## What to do
Present the following entries again, word for word and in full.

## Extracted data

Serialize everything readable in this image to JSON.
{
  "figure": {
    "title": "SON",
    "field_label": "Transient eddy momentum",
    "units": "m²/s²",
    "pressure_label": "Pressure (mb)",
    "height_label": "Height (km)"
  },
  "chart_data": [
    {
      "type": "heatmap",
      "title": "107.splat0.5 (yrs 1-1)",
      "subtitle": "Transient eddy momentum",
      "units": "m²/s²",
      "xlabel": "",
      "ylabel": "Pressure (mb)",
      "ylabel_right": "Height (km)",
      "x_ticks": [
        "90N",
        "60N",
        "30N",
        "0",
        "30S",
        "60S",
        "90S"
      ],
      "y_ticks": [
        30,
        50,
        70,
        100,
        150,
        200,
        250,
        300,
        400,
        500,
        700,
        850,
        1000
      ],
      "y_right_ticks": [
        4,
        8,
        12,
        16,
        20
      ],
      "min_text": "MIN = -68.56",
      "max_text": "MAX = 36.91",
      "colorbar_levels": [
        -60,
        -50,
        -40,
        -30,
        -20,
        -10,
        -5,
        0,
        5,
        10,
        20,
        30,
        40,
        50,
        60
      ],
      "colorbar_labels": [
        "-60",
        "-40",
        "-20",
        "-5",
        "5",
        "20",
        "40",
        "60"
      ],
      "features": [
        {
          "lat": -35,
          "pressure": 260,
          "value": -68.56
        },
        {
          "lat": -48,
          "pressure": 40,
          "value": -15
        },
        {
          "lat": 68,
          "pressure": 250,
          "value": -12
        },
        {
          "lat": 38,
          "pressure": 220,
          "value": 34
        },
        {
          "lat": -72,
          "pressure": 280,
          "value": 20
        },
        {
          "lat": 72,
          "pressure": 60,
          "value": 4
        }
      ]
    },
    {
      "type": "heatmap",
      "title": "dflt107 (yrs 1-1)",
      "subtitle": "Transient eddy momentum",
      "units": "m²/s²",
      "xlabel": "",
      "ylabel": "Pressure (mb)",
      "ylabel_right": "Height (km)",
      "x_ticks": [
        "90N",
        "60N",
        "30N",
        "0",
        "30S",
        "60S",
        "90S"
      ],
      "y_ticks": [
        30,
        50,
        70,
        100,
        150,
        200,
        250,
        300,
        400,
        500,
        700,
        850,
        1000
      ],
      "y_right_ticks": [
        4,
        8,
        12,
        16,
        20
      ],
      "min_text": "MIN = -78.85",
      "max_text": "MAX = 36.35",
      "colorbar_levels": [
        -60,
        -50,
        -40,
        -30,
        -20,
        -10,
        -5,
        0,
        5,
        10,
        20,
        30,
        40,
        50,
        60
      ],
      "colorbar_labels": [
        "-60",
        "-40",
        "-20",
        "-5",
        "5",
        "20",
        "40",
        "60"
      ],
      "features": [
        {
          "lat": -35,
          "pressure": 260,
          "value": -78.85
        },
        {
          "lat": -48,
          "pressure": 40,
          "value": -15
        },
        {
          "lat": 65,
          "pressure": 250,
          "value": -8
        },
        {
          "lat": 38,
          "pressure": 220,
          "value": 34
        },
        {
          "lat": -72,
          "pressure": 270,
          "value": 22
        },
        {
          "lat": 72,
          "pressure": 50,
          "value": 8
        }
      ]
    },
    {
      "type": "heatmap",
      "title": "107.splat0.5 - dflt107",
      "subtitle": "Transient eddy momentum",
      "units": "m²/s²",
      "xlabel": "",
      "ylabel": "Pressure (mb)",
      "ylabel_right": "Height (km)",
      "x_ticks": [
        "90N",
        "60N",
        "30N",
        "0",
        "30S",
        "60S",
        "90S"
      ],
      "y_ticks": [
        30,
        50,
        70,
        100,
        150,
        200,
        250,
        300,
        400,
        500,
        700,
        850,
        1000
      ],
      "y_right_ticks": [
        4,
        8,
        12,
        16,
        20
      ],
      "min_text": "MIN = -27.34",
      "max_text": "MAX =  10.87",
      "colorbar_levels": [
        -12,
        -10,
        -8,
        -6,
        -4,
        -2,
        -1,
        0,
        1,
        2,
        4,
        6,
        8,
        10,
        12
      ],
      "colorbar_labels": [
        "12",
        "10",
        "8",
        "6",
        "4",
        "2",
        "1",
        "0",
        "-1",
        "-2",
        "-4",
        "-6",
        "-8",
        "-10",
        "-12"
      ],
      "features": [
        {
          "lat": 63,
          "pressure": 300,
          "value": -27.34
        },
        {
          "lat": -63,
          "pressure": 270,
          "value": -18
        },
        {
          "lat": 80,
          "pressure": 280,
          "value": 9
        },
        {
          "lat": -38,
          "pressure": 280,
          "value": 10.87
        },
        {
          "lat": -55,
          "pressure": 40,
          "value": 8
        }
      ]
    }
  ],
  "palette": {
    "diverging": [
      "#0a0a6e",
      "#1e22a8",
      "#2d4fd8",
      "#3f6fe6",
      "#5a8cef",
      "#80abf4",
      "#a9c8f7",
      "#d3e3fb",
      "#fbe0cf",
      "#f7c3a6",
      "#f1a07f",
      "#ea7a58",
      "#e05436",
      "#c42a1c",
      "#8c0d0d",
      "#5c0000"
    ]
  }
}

## Correct response
Serialize everything readable in this image to JSON.
{
  "figure": {
    "title": "SON",
    "field_label": "Transient eddy momentum",
    "units": "m²/s²",
    "pressure_label": "Pressure (mb)",
    "height_label": "Height (km)"
  },
  "chart_data": [
    {
      "type": "heatmap",
      "title": "107.splat0.5 (yrs 1-1)",
      "subtitle": "Transient eddy momentum",
      "units": "m²/s²",
      "xlabel": "",
      "ylabel": "Pressure (mb)",
      "ylabel_right": "Height (km)",
      "x_ticks": [
        "90N",
        "60N",
        "30N",
        "0",
        "30S",
        "60S",
        "90S"
      ],
      "y_ticks": [
        30,
        50,
        70,
        100,
        150,
        200,
        250,
        300,
        400,
        500,
        700,
        850,
        1000
      ],
      "y_right_ticks": [
        4,
        8,
        12,
        16,
        20
      ],
      "min_text": "MIN = -68.56",
      "max_text": "MAX = 36.91",
      "colorbar_levels": [
        -60,
        -50,
        -40,
        -30,
        -20,
        -10,
        -5,
        0,
        5,
        10,
        20,
        30,
        40,
        50,
        60
      ],
      "colorbar_labels": [
        "-60",
        "-40",
        "-20",
        "-5",
        "5",
        "20",
        "40",
        "60"
      ],
      "features": [
        {
          "lat": -35,
          "pressure": 260,
          "value": -68.56
        },
        {
          "lat": -48,
          "pressure": 40,
          "value": -15
        },
        {
          "lat": 68,
          "pressure": 250,
          "value": -12
        },
        {
          "lat": 38,
          "pressure": 220,
          "value": 34
        },
        {
          "lat": -72,
          "pressure": 280,
          "value": 20
        },
        {
          "lat": 72,
          "pressure": 60,
          "value": 4
        }
      ]
    },
    {
      "type": "heatmap",
      "title": "dflt107 (yrs 1-1)",
      "subtitle": "Transient eddy momentum",
      "units": "m²/s²",
      "xlabel": "",
      "ylabel": "Pressure (mb)",
      "ylabel_right": "Height (km)",
      "x_ticks": [
        "90N",
        "60N",
        "30N",
        "0",
        "30S",
        "60S",
        "90S"
      ],
      "y_ticks": [
        30,
        50,
        70,
        100,
        150,
        200,
        250,
        300,
        400,
        500,
        700,
        850,
        1000
      ],
      "y_right_ticks": [
        4,
        8,
        12,
        16,
        20
      ],
      "min_text": "MIN = -78.85",
      "max_text": "MAX = 36.35",
      "colorbar_levels": [
        -60,
        -50,
        -40,
        -30,
        -20,
        -10,
        -5,
        0,
        5,
        10,
        20,
        30,
        40,
        50,
        60
      ],
      "colorbar_labels": [
        "-60",
        "-40",
        "-20",
        "-5",
        "5",
        "20",
        "40",
        "60"
      ],
      "features": [
        {
          "lat": -35,
          "pressure": 260,
          "value": -78.85
        },
        {
          "lat": -48,
          "pressure": 40,
          "value": -15
        },
        {
          "lat": 65,
          "pressure": 250,
          "value": -8
        },
        {
          "lat": 38,
          "pressure": 220,
          "value": 34
        },
        {
          "lat": -72,
          "pressure": 270,
          "value": 22
        },
        {
          "lat": 72,
          "pressure": 50,
          "value": 8
        }
      ]
    },
    {
      "type": "heatmap",
      "title": "107.splat0.5 - dflt107",
      "subtitle": "Transient eddy momentum",
      "units": "m²/s²",
      "xlabel": "",
      "ylabel": "Pressure (mb)",
      "ylabel_right": "Height (km)",
      "x_ticks": [
        "90N",
        "60N",
        "30N",
        "0",
        "30S",
        "60S",
        "90S"
      ],
      "y_ticks": [
        30,
        50,
        70,
        100,
        150,
        200,
        250,
        300,
        400,
        500,
        700,
        850,
        1000
      ],
      "y_right_ticks": [
        4,
        8,
        12,
        16,
        20
      ],
      "min_text": "MIN = -27.34",
      "max_text": "MAX =  10.87",
      "colorbar_levels": [
        -12,
        -10,
        -8,
        -6,
        -4,
        -2,
        -1,
        0,
        1,
        2,
        4,
        6,
        8,
        10,
        12
      ],
      "colorbar_labels": [
        "12",
        "10",
        "8",
        "6",
        "4",
        "2",
        "1",
        "0",
        "-1",
        "-2",
        "-4",
        "-6",
        "-8",
        "-10",
        "-12"
      ],
      "features": [
        {
          "lat": 63,
          "pressure": 300,
          "value": -27.34
        },
        {
          "lat": -63,
          "pressure": 270,
          "value": -18
        },
        {
          "lat": 80,
          "pressure": 280,
          "value": 9
        },
        {
          "lat": -38,
          "pressure": 280,
          "value": 10.87
        },
        {
          "lat": -55,
          "pressure": 40,
          "value": 8
        }
      ]
    }
  ],
  "palette": {
    "diverging": [
      "#0a0a6e",
      "#1e22a8",
      "#2d4fd8",
      "#3f6fe6",
      "#5a8cef",
      "#80abf4",
      "#a9c8f7",
      "#d3e3fb",
      "#fbe0cf",
      "#f7c3a6",
      "#f1a07f",
      "#ea7a58",
      "#e05436",
      "#c42a1c",
      "#8c0d0d",
      "#5c0000"
    ]
  }
}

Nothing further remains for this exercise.